■ Problem ■
Filter by the string "Delphica": return the lines of the material that contain it.
*** The records ***
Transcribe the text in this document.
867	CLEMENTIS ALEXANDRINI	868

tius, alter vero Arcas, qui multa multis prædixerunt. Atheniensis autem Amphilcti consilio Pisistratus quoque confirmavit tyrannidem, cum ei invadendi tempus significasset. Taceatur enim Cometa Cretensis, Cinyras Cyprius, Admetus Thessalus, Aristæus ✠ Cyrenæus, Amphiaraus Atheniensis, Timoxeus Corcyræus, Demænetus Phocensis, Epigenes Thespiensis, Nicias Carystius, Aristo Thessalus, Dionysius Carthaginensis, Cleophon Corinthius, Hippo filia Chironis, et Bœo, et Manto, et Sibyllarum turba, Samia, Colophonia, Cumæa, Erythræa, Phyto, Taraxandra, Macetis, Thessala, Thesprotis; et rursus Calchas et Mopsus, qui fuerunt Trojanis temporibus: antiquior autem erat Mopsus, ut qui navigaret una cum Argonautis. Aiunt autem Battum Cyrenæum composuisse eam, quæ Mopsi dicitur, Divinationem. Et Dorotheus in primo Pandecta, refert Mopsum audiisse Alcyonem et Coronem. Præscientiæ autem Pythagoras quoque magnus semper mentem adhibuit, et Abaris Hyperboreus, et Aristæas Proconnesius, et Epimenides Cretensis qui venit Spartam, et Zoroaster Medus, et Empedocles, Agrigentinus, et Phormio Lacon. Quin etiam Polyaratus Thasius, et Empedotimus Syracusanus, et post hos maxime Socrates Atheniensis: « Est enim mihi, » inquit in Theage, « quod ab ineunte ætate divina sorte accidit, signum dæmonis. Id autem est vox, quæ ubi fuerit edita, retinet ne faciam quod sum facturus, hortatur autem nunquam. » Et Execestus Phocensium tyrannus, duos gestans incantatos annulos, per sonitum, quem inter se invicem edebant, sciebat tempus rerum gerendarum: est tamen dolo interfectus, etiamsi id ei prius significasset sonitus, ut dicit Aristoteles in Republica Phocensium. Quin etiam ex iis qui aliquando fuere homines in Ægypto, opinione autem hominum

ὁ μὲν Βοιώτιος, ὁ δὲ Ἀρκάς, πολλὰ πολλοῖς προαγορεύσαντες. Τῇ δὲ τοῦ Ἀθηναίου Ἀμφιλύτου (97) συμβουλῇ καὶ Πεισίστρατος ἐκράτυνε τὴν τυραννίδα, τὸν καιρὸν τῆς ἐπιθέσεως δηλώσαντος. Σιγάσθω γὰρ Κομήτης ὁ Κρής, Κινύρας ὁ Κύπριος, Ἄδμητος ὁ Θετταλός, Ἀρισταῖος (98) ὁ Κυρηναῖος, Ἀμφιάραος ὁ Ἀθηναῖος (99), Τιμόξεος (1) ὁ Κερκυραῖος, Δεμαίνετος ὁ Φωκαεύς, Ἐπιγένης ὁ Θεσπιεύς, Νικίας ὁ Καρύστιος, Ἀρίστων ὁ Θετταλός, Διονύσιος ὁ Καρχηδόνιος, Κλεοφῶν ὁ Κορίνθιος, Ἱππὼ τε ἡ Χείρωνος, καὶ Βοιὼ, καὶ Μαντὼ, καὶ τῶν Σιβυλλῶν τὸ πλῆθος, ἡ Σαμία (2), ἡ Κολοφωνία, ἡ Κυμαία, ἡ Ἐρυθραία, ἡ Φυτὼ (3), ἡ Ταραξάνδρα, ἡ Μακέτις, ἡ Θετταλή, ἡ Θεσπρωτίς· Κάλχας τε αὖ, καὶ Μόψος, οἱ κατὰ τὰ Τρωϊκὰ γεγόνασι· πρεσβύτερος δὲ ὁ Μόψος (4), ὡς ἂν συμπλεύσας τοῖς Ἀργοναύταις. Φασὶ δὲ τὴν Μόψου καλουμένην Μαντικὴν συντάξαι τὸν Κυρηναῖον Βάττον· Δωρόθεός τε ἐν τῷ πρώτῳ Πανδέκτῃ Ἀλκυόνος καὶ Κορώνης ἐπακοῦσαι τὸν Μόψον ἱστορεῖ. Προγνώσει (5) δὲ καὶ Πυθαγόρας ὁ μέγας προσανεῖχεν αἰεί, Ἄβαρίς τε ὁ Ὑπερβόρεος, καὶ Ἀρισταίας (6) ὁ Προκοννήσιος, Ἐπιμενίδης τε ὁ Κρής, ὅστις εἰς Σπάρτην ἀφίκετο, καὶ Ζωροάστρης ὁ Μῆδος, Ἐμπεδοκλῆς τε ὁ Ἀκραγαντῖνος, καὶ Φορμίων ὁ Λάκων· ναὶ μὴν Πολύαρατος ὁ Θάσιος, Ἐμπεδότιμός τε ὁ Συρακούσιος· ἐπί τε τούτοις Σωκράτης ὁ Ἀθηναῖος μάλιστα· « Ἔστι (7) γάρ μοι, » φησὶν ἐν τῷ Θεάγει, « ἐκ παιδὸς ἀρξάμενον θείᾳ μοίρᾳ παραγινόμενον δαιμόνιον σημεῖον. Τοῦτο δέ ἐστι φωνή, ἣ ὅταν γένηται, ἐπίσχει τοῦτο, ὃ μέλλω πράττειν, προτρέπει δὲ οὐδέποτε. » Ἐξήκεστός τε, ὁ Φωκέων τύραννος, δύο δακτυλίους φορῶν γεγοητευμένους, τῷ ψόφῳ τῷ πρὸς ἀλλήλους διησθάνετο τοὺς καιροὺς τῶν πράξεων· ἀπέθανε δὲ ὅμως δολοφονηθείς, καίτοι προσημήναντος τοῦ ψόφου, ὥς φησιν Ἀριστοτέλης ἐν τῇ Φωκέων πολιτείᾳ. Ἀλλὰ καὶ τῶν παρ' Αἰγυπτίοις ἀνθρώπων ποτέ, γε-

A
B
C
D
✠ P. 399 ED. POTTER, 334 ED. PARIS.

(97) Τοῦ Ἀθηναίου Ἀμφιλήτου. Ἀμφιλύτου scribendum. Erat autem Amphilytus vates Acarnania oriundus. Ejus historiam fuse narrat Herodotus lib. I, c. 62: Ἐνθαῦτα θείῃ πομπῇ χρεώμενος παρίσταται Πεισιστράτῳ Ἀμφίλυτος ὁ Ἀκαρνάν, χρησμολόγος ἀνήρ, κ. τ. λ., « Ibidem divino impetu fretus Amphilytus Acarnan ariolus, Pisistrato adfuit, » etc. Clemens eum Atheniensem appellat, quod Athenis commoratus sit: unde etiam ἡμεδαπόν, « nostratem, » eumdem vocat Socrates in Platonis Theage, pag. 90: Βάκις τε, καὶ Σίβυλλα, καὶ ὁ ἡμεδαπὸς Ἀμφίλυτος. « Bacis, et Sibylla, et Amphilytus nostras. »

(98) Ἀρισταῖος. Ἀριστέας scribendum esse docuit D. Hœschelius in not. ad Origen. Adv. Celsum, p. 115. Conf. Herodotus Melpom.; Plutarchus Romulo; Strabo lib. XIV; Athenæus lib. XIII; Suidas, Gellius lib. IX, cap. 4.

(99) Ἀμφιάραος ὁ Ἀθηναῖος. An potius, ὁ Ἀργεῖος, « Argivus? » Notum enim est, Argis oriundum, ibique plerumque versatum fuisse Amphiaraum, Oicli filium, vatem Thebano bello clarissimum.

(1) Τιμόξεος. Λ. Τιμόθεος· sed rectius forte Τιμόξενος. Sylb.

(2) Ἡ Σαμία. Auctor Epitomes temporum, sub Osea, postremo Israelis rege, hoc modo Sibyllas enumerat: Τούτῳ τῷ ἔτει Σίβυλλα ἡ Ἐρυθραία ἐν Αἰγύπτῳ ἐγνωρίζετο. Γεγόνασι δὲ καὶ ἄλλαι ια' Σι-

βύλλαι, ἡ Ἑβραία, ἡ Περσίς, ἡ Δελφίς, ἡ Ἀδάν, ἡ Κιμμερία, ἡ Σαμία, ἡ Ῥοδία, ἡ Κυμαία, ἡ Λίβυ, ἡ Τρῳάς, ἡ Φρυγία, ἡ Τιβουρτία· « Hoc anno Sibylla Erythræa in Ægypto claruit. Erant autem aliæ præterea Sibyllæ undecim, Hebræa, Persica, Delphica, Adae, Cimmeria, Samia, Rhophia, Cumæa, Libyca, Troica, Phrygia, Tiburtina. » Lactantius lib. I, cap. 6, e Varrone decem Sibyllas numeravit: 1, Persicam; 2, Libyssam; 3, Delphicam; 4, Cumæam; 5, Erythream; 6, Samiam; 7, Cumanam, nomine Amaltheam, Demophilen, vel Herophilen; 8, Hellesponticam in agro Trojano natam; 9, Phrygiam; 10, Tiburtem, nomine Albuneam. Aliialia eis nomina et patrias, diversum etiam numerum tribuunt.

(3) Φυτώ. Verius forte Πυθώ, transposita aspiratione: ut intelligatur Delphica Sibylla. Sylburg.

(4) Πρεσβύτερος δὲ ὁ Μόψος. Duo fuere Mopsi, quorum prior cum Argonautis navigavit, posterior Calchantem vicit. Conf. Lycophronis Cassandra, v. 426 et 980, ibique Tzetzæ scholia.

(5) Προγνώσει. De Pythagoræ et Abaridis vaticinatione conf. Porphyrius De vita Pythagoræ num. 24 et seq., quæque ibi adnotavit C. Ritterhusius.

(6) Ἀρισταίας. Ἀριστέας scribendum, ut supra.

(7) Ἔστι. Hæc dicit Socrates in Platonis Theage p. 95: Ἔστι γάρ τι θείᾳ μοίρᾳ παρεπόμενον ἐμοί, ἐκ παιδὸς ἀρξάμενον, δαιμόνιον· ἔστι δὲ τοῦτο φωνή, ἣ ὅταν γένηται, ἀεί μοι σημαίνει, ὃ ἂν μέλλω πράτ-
*** End of The records ***
■ Solution to the problem ■
βύλλαι, ἡ Ἑβραία, ἡ Περσίς, ἡ Δελφίς, ἡ Ἀδάν, ἡ Κιμμερία, ἡ Σαμία, ἡ Ῥοδία, ἡ Κυμαία, ἡ Λίβυ, ἡ Τρῳάς, ἡ Φρυγία, ἡ Τιβουρτία· « Hoc anno Sibylla Erythræa in Ægypto claruit. Erant autem aliæ præterea Sibyllæ undecim, Hebræa, Persica, Delphica, Adae, Cimmeria, Samia, Rhophia, Cumæa, Libyca, Troica, Phrygia, Tiburtina. » Lactantius lib. I, cap. 6, e Varrone decem Sibyllas numeravit: 1, Persicam; 2, Libyssam; 3, Delphicam; 4, Cumæam; 5, Erythream; 6, Samiam; 7, Cumanam, nomine Amaltheam, Demophilen, vel Herophilen; 8, Hellesponticam in agro Trojano natam; 9, Phrygiam; 10, Tiburtem, nomine Albuneam. Aliialia eis nomina et patrias, diversum etiam numerum tribuunt.
(3) Φυτώ. Verius forte Πυθώ, transposita aspiratione: ut intelligatur Delphica Sibylla. Sylburg.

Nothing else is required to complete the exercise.